Search the data below for the word "abbr" and copy each line that holds it.

···

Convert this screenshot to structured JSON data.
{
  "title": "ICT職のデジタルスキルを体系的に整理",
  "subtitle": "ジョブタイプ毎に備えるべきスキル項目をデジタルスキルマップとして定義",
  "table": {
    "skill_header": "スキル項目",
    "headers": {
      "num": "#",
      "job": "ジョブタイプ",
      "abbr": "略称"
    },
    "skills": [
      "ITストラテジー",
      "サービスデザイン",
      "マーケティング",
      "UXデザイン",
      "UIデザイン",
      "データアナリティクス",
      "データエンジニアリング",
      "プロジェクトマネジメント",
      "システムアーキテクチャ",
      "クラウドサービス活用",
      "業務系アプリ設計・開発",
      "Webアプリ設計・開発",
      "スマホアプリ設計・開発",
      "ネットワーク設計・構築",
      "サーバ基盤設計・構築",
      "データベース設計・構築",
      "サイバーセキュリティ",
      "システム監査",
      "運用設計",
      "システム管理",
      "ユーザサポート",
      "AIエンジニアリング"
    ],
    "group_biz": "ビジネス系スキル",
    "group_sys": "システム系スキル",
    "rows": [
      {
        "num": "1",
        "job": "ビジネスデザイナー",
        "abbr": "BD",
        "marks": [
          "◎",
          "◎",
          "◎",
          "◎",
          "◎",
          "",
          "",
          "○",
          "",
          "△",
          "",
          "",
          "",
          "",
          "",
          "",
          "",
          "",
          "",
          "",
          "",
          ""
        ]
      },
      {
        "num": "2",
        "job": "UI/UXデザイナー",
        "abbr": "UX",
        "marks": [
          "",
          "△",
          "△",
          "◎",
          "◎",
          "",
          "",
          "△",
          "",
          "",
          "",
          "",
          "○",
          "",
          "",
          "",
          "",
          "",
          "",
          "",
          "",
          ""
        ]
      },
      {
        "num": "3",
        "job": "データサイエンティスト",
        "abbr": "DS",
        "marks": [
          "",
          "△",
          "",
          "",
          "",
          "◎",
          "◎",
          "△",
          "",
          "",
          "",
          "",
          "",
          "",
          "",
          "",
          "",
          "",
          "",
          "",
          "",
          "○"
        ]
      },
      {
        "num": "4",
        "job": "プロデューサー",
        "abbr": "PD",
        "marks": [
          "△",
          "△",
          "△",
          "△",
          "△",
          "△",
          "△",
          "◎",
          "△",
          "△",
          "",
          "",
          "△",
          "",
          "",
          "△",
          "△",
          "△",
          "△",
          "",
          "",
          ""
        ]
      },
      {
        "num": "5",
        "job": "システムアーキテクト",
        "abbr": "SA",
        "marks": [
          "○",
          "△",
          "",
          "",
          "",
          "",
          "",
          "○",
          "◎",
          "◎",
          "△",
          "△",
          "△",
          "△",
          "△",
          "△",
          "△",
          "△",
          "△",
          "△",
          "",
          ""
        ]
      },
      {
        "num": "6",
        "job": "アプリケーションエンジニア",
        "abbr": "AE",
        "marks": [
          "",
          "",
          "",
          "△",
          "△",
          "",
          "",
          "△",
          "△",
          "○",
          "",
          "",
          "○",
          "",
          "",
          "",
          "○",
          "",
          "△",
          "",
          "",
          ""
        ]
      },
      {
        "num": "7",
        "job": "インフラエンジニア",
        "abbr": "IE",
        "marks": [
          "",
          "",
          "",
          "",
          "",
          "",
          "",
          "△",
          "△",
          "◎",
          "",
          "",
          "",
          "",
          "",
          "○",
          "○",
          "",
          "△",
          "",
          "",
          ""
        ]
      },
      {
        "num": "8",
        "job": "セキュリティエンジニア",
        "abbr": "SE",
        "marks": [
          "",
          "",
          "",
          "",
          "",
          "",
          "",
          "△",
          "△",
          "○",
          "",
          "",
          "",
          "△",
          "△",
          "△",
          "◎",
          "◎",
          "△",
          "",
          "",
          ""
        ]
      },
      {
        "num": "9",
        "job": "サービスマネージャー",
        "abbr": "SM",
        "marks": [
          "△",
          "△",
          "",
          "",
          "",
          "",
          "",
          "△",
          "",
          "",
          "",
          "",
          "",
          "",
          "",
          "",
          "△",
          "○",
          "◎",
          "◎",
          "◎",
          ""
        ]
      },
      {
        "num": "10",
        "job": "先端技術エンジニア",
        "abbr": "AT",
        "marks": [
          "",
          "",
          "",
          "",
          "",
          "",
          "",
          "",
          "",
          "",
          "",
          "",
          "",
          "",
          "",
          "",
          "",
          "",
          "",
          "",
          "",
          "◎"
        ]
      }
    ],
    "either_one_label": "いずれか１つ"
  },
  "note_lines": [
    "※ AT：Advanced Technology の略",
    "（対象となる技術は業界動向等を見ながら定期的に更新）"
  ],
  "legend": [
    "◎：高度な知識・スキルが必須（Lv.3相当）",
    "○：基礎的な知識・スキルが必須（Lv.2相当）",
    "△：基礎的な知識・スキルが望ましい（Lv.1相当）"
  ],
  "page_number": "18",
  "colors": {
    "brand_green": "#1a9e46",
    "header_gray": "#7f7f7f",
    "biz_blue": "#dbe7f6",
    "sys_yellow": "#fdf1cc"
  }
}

···

(SOLUTION FOR THIS EXERCISE):
      "abbr": "略称"
        "abbr": "BD",
        "abbr": "UX",
        "abbr": "DS",
        "abbr": "PD",
        "abbr": "SA",
        "abbr": "AE",
        "abbr": "IE",
        "abbr": "SE",
        "abbr": "SM",
        "abbr": "AT",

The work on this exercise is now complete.